**Set task 1**.
Translate the following sentence from the blog post into Spanish: "I thought about writing an entire article about micro-transactions and DLC for video games — and why I find it to be the most despicable trend in the known universe."
**Set task 2**.
According to the blog post, what did the author's editor ask the author to watch and annotate?
**Set task 3**.
Transcribe the passage of the blog post between "Welcome back to" and "lately concerning pop-culture.", inclusive.

BEGIN Text

Welcome back to my little corner of the internet, kiddos. It’s been a while, I know… but to be fair: my editor told me to watch and annotate The Handmaid’s Tale, and frankly it caused me to be a moapy-weepy-sad-cis-mess. But, I shook off the cobwebs to see what’s been grinding my gears lately concerning pop-culture.
And frankly? I got nothing.
I thought about writing an entire article about micro-transactions and DLC for video games — and why I find it to be the most despicable trend in the known universe. But frankly, I get it. If they had sold extra characters for WWF Royal Rumble for my Super Nintendo, I’d have smashed my bank into little kosher piggie bits for the chance to add Duke the Dumpster Droese to my roster. And while I’d love to say I’ve never been tempted by the siren song of an extra five moves in Candy Crush… well, I’d have to be as honest as our current Cheeto-In-Chief in my denial. Moving on.

END Text
BEGIN Data

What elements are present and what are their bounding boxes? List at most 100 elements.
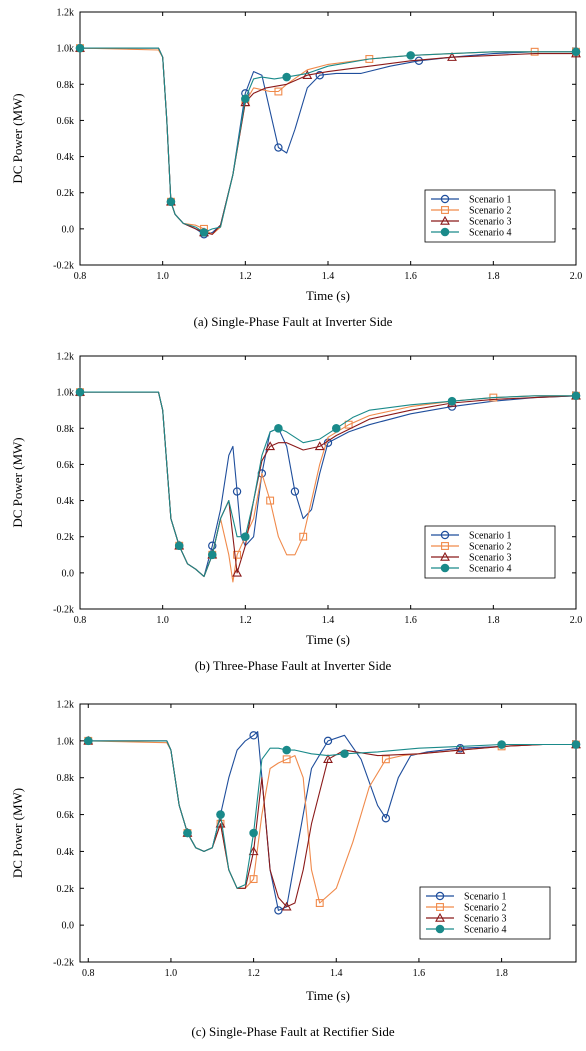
x-tick-label: 1.4: [322, 271, 335, 282]
legend-marker-3: [440, 215, 450, 225]
series-point-3: [232, 567, 243, 577]
series-point-2: [274, 87, 283, 96]
series-line-4: [80, 391, 576, 578]
legend-label-4: Scenario 4: [469, 228, 512, 239]
x-tick-label: 0.8: [82, 968, 95, 979]
series-point-4: [174, 541, 184, 551]
series-point-4: [207, 550, 217, 560]
legend-marker-1: [435, 891, 445, 901]
series-point-4: [571, 47, 581, 57]
x-tick-label: 0.8: [74, 271, 87, 282]
series-point-4: [571, 391, 581, 401]
series-point-2: [381, 755, 390, 764]
legend-marker-1: [440, 530, 450, 540]
series-point-2: [266, 496, 275, 505]
legend-label-3: Scenario 3: [464, 914, 507, 925]
series-point-1: [381, 814, 391, 823]
series-point-1: [249, 731, 258, 740]
series-point-3: [302, 70, 313, 79]
series-point-4: [447, 396, 457, 406]
x-tick-label: 1.8: [487, 271, 500, 282]
series-line-2: [88, 740, 576, 904]
panel-a: -0.2k 0.0 0.2k 0.4k 0.6k 0.8k 1.0k 1.2k 0.8 1.0 1.…: [0, 0, 586, 340]
x-tick-label: 1.2: [247, 968, 260, 979]
series-point-4: [241, 94, 250, 104]
y-tick-label: 0.8k: [57, 424, 75, 435]
series-point-4: [274, 423, 283, 433]
y-tick-label: 1.0k: [57, 736, 75, 747]
x-tick-label: 1.6: [413, 968, 426, 979]
x-tick-label: 1.4: [330, 968, 343, 979]
series-point-1: [315, 71, 324, 80]
series-point-1: [290, 487, 300, 496]
series-point-3: [447, 52, 457, 61]
legend-marker-1: [440, 194, 450, 204]
series-point-4: [216, 810, 225, 819]
series-point-4: [331, 423, 341, 433]
series-point-4: [340, 749, 349, 759]
y-tick-label: 0.4k: [57, 847, 75, 858]
legend-label-2: Scenario 2: [469, 206, 512, 217]
series-point-4: [282, 72, 291, 82]
series-point-1: [232, 487, 242, 496]
y-tick-label: 1.0k: [57, 44, 75, 55]
y-tick-label: -0.2k: [53, 958, 74, 969]
legend-marker-3: [440, 551, 450, 561]
caption-a: (a) Single-Phase Fault at Inverter Side: [193, 314, 393, 329]
legend-marker-4: [440, 227, 450, 237]
x-tick-label: 2.0: [570, 271, 583, 282]
series-point-2: [344, 420, 353, 429]
chart-c-svg: -0.2k 0.0 0.2k 0.4k 0.6k 0.8k 1.0k 1.2k 0.8 1.0 1.…: [10, 700, 581, 1003]
y-axis-label: DC Power (MW): [10, 437, 25, 527]
series-point-4: [249, 828, 258, 838]
y-tick-label: 0.2k: [57, 884, 75, 895]
series-point-2: [282, 755, 291, 764]
x-tick-label: 1.0: [165, 968, 178, 979]
series-point-4: [75, 43, 85, 53]
legend-marker-2: [436, 903, 444, 911]
legend-marker-4: [440, 563, 450, 573]
chart-a-svg: -0.2k 0.0 0.2k 0.4k 0.6k 0.8k 1.0k 1.2k 0.8 1.0 1.…: [10, 8, 583, 304]
series-point-3: [248, 846, 259, 856]
series-point-3: [455, 744, 466, 754]
caption-b: (b) Three-Phase Fault at Inverter Side: [194, 658, 392, 673]
series-point-3: [323, 754, 333, 764]
y-tick-label: -0.2k: [53, 605, 74, 616]
series-line-1: [88, 731, 576, 911]
x-axis-label: Time (s): [306, 988, 350, 1003]
y-tick-label: 0.6k: [57, 116, 75, 127]
legend-marker-2: [441, 206, 449, 214]
y-tick-label: 0.6k: [57, 810, 75, 821]
panel-b: -0.2k 0.0 0.2k 0.4k 0.6k 0.8k 1.0k 1.2k 0.8 1.0 1.…: [0, 342, 586, 682]
y-tick-label: 0.8k: [57, 773, 75, 784]
y-tick-label: 0.0: [62, 224, 75, 235]
series-point-4: [241, 532, 250, 542]
legend-label-2: Scenario 2: [464, 903, 507, 914]
series-point-1: [323, 736, 333, 746]
y-tick-label: 0.6k: [57, 460, 75, 471]
x-tick-label: 1.6: [404, 271, 417, 282]
x-tick-label: 1.2: [239, 615, 252, 626]
y-tick-label: 0.8k: [57, 80, 75, 91]
series-point-4: [75, 387, 85, 397]
series-point-3: [281, 901, 292, 911]
series-point-2: [315, 899, 324, 907]
x-tick-label: 1.0: [156, 615, 169, 626]
legend-label-1: Scenario 1: [464, 892, 507, 903]
series-point-3: [265, 441, 276, 451]
y-tick-label: 0.2k: [57, 188, 75, 199]
series-point-3: [314, 441, 325, 451]
legend-label-3: Scenario 3: [469, 553, 512, 564]
series-point-4: [166, 197, 176, 207]
series-point-2: [249, 875, 258, 884]
x-tick-label: 1.6: [404, 615, 417, 626]
y-tick-label: 1.2k: [57, 352, 75, 363]
series-line-3: [88, 740, 576, 908]
legend-label-2: Scenario 2: [469, 542, 512, 553]
legend-marker-4: [435, 924, 445, 934]
y-tick-label: 0.0: [62, 568, 75, 579]
series-point-4: [183, 828, 192, 838]
series-point-4: [571, 740, 581, 749]
caption-c: (c) Single-Phase Fault at Rectifier Side: [191, 1024, 395, 1039]
x-tick-label: 1.8: [495, 968, 508, 979]
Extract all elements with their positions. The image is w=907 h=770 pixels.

END Data

**Worked solution 1**.
Pensé en escribir un artículo entero sobre las microtransacciones y el DLC de los videojuegos, y sobre por qué me parece la tendencia más despreciable del universo conocido.

**Worked solution 2**.
The Handmaid's Tale.

**Worked solution 3**.
Welcome back to my little corner of the internet, kiddos. It’s been a while, I know… but to be fair: my editor told me to watch and annotate The Handmaid’s Tale, and frankly it caused me to be a moapy-weepy-sad-cis-mess. But, I shook off the cobwebs to see what’s been grinding my gears lately concerning pop-culture.